## TASK BRIEF
Pull out each line of the data that includes the word "スタッキング".

** start of EXCERPTED DATA **

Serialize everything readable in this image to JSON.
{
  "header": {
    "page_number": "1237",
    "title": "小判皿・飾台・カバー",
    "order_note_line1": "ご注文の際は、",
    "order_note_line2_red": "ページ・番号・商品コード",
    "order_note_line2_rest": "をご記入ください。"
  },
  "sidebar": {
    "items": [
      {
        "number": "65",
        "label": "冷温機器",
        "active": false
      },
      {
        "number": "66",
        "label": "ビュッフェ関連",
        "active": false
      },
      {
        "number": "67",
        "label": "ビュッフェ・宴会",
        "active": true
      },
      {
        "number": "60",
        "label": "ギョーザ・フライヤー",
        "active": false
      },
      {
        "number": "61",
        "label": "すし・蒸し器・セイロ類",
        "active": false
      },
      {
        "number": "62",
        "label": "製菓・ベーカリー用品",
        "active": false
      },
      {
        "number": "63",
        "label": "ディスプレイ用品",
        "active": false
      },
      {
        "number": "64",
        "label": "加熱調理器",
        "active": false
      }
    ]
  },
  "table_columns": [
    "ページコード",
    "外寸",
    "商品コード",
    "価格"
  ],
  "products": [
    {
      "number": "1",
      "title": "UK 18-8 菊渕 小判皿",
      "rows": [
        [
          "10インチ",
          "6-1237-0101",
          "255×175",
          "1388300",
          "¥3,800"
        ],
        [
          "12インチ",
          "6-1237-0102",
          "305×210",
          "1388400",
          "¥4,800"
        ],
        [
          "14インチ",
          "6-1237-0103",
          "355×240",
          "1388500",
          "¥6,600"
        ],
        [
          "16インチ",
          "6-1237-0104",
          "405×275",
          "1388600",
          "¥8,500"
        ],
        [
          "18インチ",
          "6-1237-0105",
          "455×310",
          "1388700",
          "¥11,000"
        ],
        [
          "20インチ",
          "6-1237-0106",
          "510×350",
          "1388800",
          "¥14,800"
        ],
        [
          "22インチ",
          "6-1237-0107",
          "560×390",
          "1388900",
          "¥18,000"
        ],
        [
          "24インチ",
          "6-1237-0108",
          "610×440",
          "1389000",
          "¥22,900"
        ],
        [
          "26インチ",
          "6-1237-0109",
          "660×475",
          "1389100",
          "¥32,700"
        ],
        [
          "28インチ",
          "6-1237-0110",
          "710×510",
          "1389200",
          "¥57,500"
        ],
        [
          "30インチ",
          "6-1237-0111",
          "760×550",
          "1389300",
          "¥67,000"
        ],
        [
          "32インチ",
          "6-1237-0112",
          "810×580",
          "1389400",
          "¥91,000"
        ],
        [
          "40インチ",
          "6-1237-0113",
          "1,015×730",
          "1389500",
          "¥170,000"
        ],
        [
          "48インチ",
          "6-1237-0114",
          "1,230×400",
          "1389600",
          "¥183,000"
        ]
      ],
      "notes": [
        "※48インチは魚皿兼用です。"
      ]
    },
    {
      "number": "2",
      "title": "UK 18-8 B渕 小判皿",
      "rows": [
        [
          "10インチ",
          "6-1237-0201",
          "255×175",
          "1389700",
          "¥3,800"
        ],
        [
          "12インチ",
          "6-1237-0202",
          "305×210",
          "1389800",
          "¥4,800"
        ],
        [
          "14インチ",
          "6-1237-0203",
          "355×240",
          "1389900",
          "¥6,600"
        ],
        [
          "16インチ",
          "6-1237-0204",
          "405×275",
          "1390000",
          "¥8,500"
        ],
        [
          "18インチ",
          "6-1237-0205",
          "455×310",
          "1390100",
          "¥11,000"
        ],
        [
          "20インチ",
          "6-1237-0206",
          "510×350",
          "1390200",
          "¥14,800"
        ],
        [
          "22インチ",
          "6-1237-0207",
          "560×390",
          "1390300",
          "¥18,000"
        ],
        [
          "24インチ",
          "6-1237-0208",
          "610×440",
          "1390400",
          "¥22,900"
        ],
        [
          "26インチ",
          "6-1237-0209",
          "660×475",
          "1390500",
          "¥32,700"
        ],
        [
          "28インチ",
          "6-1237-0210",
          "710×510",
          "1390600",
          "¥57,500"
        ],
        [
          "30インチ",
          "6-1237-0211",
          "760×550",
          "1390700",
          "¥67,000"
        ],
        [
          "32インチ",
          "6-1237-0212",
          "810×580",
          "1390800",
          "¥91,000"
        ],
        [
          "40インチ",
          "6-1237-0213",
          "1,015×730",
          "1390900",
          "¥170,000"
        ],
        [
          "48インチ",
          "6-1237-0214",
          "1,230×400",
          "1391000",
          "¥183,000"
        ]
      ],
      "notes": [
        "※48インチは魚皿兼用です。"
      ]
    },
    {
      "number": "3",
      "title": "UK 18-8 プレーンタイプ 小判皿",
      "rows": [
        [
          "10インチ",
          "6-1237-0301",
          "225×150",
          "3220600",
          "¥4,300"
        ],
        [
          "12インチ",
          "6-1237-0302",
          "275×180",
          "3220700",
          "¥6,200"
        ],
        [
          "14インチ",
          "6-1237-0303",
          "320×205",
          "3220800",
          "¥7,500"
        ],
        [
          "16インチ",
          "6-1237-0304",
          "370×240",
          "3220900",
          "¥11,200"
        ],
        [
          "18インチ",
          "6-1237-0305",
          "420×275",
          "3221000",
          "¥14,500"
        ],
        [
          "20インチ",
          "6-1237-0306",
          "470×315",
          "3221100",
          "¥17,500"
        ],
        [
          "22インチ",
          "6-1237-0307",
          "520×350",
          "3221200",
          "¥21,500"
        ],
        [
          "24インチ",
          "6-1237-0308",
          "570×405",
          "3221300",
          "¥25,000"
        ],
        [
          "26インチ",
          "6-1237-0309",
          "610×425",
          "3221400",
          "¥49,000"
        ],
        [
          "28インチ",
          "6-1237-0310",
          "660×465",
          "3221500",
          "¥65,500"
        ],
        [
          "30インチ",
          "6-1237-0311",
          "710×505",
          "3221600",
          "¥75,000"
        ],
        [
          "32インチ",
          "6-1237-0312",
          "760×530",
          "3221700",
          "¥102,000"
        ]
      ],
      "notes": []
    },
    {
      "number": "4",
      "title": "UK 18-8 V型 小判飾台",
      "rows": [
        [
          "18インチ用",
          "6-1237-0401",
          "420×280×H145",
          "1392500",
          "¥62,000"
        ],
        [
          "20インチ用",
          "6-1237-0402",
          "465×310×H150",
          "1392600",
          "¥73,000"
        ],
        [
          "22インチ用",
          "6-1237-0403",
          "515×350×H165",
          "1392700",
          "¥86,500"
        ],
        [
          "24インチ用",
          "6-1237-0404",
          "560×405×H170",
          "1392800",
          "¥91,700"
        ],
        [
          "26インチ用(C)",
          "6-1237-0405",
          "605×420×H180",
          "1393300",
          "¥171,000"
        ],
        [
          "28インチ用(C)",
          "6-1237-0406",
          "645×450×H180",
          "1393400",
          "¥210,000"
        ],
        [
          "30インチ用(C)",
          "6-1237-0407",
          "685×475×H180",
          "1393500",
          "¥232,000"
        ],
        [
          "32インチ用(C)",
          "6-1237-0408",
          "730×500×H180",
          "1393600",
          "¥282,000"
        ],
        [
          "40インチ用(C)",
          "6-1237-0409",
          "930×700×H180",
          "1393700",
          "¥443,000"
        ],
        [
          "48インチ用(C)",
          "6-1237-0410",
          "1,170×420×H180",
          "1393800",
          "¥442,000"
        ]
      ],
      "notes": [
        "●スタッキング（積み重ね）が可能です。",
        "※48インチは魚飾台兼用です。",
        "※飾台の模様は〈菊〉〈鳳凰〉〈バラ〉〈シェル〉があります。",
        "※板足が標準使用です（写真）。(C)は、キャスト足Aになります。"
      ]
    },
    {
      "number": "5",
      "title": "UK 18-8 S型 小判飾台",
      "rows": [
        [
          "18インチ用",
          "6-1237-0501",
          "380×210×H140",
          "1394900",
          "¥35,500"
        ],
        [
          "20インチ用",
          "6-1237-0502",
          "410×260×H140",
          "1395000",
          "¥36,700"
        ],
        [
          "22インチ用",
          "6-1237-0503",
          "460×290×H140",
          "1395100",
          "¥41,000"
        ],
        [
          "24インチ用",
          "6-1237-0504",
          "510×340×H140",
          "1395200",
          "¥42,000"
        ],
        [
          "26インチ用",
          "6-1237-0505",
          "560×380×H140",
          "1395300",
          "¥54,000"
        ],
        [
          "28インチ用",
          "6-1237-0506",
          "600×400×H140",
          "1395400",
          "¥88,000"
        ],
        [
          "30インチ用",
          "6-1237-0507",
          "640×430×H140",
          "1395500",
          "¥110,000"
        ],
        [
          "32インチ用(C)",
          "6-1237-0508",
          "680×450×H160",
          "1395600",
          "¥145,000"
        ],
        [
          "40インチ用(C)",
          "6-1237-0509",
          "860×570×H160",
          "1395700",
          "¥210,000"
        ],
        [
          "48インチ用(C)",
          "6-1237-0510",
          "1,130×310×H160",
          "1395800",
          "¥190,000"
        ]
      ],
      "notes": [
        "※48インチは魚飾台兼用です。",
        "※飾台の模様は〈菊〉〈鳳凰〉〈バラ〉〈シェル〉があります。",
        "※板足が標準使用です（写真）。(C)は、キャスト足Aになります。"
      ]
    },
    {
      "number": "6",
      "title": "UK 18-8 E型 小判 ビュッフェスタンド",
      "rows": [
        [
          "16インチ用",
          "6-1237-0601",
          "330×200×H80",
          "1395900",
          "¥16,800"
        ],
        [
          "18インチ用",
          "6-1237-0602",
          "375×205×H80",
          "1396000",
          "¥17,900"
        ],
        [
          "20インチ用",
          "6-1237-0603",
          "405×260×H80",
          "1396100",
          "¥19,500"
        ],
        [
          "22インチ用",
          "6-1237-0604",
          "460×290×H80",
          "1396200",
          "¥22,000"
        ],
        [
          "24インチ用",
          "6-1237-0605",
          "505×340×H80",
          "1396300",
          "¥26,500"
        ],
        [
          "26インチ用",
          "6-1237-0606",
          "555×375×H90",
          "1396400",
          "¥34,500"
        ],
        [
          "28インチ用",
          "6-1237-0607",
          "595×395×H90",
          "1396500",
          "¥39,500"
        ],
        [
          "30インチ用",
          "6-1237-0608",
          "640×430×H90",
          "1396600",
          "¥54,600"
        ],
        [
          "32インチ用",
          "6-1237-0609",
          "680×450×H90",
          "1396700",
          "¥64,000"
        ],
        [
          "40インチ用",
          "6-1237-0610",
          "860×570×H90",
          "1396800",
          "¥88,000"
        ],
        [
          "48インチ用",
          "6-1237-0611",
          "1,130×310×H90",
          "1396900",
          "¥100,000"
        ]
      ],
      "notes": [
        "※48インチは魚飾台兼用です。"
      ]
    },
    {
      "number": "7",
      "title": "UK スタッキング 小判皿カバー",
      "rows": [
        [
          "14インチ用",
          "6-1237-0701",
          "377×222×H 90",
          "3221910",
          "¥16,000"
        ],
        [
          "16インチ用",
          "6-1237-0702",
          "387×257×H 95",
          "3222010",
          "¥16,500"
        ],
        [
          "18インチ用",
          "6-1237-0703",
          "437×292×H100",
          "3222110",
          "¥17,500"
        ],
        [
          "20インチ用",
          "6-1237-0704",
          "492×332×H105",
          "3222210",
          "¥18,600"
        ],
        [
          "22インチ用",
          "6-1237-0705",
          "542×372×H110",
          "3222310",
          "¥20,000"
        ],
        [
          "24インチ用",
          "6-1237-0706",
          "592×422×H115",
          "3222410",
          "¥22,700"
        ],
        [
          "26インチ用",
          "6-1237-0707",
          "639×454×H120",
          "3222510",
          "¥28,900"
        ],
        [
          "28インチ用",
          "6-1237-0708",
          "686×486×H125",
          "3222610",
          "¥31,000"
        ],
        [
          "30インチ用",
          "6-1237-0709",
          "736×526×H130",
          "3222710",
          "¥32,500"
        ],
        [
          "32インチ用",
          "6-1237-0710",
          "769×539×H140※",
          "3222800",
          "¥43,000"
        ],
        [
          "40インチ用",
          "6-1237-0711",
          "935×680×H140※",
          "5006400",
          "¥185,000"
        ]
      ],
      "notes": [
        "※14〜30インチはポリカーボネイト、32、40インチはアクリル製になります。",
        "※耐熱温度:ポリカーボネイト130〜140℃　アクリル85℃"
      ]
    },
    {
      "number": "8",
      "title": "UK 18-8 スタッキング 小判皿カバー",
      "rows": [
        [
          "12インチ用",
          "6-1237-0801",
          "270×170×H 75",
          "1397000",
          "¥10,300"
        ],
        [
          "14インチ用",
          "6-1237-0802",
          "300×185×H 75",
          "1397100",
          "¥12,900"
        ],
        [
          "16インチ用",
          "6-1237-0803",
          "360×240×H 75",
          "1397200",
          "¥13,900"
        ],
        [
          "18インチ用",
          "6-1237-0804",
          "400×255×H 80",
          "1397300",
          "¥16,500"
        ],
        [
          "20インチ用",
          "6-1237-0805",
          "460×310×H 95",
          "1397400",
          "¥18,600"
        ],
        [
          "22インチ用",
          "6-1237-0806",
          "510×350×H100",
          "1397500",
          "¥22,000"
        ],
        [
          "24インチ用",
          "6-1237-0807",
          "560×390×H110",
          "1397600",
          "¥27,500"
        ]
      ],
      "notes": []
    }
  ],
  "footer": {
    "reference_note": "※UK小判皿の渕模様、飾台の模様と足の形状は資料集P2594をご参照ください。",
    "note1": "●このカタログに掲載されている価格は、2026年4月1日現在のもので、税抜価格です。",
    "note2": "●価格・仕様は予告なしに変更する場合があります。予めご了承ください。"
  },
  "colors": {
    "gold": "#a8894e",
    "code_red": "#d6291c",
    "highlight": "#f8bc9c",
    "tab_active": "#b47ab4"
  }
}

** end of EXCERPTED DATA **

## FULL SOLUTION
        "●スタッキング（積み重ね）が可能です。",
      "title": "UK スタッキング 小判皿カバー",
      "title": "UK 18-8 スタッキング 小判皿カバー",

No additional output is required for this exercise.